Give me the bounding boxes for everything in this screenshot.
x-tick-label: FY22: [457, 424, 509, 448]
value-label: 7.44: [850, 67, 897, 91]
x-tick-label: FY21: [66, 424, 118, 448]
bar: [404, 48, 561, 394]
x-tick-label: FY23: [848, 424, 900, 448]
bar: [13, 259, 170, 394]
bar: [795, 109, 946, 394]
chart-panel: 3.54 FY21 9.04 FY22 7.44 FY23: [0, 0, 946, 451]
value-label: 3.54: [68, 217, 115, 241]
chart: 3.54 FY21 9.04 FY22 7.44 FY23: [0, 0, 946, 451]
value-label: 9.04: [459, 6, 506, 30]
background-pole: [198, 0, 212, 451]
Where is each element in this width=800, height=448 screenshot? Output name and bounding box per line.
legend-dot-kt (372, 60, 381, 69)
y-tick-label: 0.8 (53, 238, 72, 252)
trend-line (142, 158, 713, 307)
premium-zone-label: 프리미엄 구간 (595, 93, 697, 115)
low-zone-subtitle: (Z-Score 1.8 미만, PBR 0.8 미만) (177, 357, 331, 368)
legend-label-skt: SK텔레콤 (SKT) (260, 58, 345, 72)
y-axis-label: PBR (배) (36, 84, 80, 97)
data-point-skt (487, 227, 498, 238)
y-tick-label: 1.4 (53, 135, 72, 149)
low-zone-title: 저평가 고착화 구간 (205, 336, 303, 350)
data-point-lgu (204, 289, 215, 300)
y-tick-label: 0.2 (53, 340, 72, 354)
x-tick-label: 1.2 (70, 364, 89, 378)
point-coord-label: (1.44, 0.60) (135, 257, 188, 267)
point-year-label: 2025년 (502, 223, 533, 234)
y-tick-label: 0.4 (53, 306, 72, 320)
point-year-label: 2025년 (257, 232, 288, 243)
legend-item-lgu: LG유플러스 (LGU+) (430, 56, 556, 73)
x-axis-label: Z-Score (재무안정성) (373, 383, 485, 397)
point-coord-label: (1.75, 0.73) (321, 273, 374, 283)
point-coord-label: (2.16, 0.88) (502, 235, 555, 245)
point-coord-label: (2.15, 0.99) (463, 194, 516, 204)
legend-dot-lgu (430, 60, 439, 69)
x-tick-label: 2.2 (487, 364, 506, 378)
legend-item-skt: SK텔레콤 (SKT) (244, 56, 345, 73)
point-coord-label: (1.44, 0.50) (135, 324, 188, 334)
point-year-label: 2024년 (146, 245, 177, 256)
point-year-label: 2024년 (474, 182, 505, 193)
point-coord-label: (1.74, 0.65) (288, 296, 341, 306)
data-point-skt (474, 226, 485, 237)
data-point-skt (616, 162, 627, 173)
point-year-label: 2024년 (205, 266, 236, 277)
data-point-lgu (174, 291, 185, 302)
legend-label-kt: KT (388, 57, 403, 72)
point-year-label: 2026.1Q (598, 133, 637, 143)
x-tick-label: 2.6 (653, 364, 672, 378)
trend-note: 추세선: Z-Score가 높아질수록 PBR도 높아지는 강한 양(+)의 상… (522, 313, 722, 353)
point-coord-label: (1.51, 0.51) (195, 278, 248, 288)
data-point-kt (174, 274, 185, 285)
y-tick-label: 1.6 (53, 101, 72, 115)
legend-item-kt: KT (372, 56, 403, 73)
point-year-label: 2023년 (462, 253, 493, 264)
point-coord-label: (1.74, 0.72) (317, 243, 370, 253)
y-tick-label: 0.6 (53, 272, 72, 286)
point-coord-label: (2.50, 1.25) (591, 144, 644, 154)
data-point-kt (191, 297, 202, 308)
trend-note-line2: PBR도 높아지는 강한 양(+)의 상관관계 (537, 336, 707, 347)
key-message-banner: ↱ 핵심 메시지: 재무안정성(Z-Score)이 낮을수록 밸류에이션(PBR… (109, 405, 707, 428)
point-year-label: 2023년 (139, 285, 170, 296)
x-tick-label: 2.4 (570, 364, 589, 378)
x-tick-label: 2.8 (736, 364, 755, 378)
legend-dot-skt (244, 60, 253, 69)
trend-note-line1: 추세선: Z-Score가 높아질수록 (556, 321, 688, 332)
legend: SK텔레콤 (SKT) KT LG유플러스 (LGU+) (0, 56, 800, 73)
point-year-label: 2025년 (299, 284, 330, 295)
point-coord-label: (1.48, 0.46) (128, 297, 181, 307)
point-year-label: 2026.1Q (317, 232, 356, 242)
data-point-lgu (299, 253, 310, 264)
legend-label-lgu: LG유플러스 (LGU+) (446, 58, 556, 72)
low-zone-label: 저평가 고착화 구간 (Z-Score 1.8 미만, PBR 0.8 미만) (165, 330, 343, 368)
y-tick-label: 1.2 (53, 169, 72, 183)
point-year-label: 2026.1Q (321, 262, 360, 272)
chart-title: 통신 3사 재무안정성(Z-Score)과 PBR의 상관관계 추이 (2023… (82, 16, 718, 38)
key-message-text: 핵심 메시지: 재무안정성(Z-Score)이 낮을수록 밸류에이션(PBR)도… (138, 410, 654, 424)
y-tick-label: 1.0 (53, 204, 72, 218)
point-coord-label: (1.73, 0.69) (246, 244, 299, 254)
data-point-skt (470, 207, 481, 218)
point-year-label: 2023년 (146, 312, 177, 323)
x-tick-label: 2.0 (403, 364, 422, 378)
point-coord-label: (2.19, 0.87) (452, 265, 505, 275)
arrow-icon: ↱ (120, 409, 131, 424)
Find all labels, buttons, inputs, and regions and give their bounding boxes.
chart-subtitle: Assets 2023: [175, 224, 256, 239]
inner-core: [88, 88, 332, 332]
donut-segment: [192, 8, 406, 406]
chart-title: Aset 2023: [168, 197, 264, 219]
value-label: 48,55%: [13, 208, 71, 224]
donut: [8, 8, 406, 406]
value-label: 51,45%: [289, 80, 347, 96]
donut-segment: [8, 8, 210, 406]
━━━━━━━━━━━━━━━━
> [The task] Rewrite the lines above with "screenshot" swapped for "image" wherever it appears, leaving everything else the same.

> [Task result]
Give me the bounding boxes for everything in this image.
x-tick-label: FY22: [457, 424, 509, 448]
value-label: 7.44: [850, 67, 897, 91]
x-tick-label: FY21: [66, 424, 118, 448]
bar: [404, 48, 561, 394]
x-tick-label: FY23: [848, 424, 900, 448]
bar: [13, 259, 170, 394]
bar: [795, 109, 946, 394]
chart-panel: 3.54 FY21 9.04 FY22 7.44 FY23: [0, 0, 946, 451]
value-label: 3.54: [68, 217, 115, 241]
chart: 3.54 FY21 9.04 FY22 7.44 FY23: [0, 0, 946, 451]
value-label: 9.04: [459, 6, 506, 30]
background-pole: [198, 0, 212, 451]
Where is each element in this width=800, height=448 image? Output name and bounding box per line.
legend-dot-kt (372, 60, 381, 69)
y-tick-label: 0.8 (53, 238, 72, 252)
trend-line (142, 158, 713, 307)
premium-zone-label: 프리미엄 구간 (595, 93, 697, 115)
low-zone-subtitle: (Z-Score 1.8 미만, PBR 0.8 미만) (177, 357, 331, 368)
legend-label-skt: SK텔레콤 (SKT) (260, 58, 345, 72)
y-axis-label: PBR (배) (36, 84, 80, 97)
data-point-skt (487, 227, 498, 238)
y-tick-label: 1.4 (53, 135, 72, 149)
low-zone-title: 저평가 고착화 구간 (205, 336, 303, 350)
data-point-lgu (204, 289, 215, 300)
y-tick-label: 0.2 (53, 340, 72, 354)
x-tick-label: 1.2 (70, 364, 89, 378)
point-coord-label: (1.44, 0.60) (135, 257, 188, 267)
point-year-label: 2025년 (502, 223, 533, 234)
y-tick-label: 0.4 (53, 306, 72, 320)
point-year-label: 2025년 (257, 232, 288, 243)
legend-item-lgu: LG유플러스 (LGU+) (430, 56, 556, 73)
x-axis-label: Z-Score (재무안정성) (373, 383, 485, 397)
point-coord-label: (1.75, 0.73) (321, 273, 374, 283)
point-coord-label: (2.16, 0.88) (502, 235, 555, 245)
point-coord-label: (2.15, 0.99) (463, 194, 516, 204)
legend-dot-lgu (430, 60, 439, 69)
x-tick-label: 2.2 (487, 364, 506, 378)
legend-item-skt: SK텔레콤 (SKT) (244, 56, 345, 73)
point-coord-label: (1.44, 0.50) (135, 324, 188, 334)
point-year-label: 2024년 (146, 245, 177, 256)
point-year-label: 2024년 (474, 182, 505, 193)
point-coord-label: (1.74, 0.65) (288, 296, 341, 306)
data-point-skt (474, 226, 485, 237)
data-point-skt (616, 162, 627, 173)
point-year-label: 2024년 (205, 266, 236, 277)
data-point-lgu (174, 291, 185, 302)
legend-label-kt: KT (388, 57, 403, 72)
point-year-label: 2026.1Q (598, 133, 637, 143)
x-tick-label: 2.6 (653, 364, 672, 378)
trend-note: 추세선: Z-Score가 높아질수록 PBR도 높아지는 강한 양(+)의 상… (522, 313, 722, 353)
point-coord-label: (1.51, 0.51) (195, 278, 248, 288)
data-point-kt (174, 274, 185, 285)
y-tick-label: 1.6 (53, 101, 72, 115)
legend-item-kt: KT (372, 56, 403, 73)
point-year-label: 2023년 (462, 253, 493, 264)
point-coord-label: (1.74, 0.72) (317, 243, 370, 253)
y-tick-label: 0.6 (53, 272, 72, 286)
point-coord-label: (2.50, 1.25) (591, 144, 644, 154)
data-point-kt (191, 297, 202, 308)
trend-note-line2: PBR도 높아지는 강한 양(+)의 상관관계 (537, 336, 707, 347)
key-message-banner: ↱ 핵심 메시지: 재무안정성(Z-Score)이 낮을수록 밸류에이션(PBR… (109, 405, 707, 428)
point-year-label: 2023년 (139, 285, 170, 296)
x-tick-label: 2.4 (570, 364, 589, 378)
x-tick-label: 2.8 (736, 364, 755, 378)
legend-dot-skt (244, 60, 253, 69)
trend-note-line1: 추세선: Z-Score가 높아질수록 (556, 321, 688, 332)
legend: SK텔레콤 (SKT) KT LG유플러스 (LGU+) (0, 56, 800, 73)
point-year-label: 2025년 (299, 284, 330, 295)
point-coord-label: (1.48, 0.46) (128, 297, 181, 307)
point-year-label: 2026.1Q (317, 232, 356, 242)
data-point-lgu (299, 253, 310, 264)
legend-label-lgu: LG유플러스 (LGU+) (446, 58, 556, 72)
low-zone-label: 저평가 고착화 구간 (Z-Score 1.8 미만, PBR 0.8 미만) (165, 330, 343, 368)
y-tick-label: 1.2 (53, 169, 72, 183)
point-year-label: 2026.1Q (321, 262, 360, 272)
chart-title: 통신 3사 재무안정성(Z-Score)과 PBR의 상관관계 추이 (2023… (82, 16, 718, 38)
key-message-text: 핵심 메시지: 재무안정성(Z-Score)이 낮을수록 밸류에이션(PBR)도… (138, 410, 654, 424)
y-tick-label: 1.0 (53, 204, 72, 218)
point-coord-label: (1.73, 0.69) (246, 244, 299, 254)
data-point-skt (470, 207, 481, 218)
point-year-label: 2023년 (146, 312, 177, 323)
x-tick-label: 2.0 (403, 364, 422, 378)
point-coord-label: (2.19, 0.87) (452, 265, 505, 275)
arrow-icon: ↱ (120, 409, 131, 424)
Find all labels, buttons, inputs, and regions and give their bounding boxes.
chart-subtitle: Assets 2023: [175, 224, 256, 239]
inner-core: [88, 88, 332, 332]
donut-segment: [192, 8, 406, 406]
chart-title: Aset 2023: [168, 197, 264, 219]
value-label: 48,55%: [13, 208, 71, 224]
donut: [8, 8, 406, 406]
value-label: 51,45%: [289, 80, 347, 96]
donut-segment: [8, 8, 210, 406]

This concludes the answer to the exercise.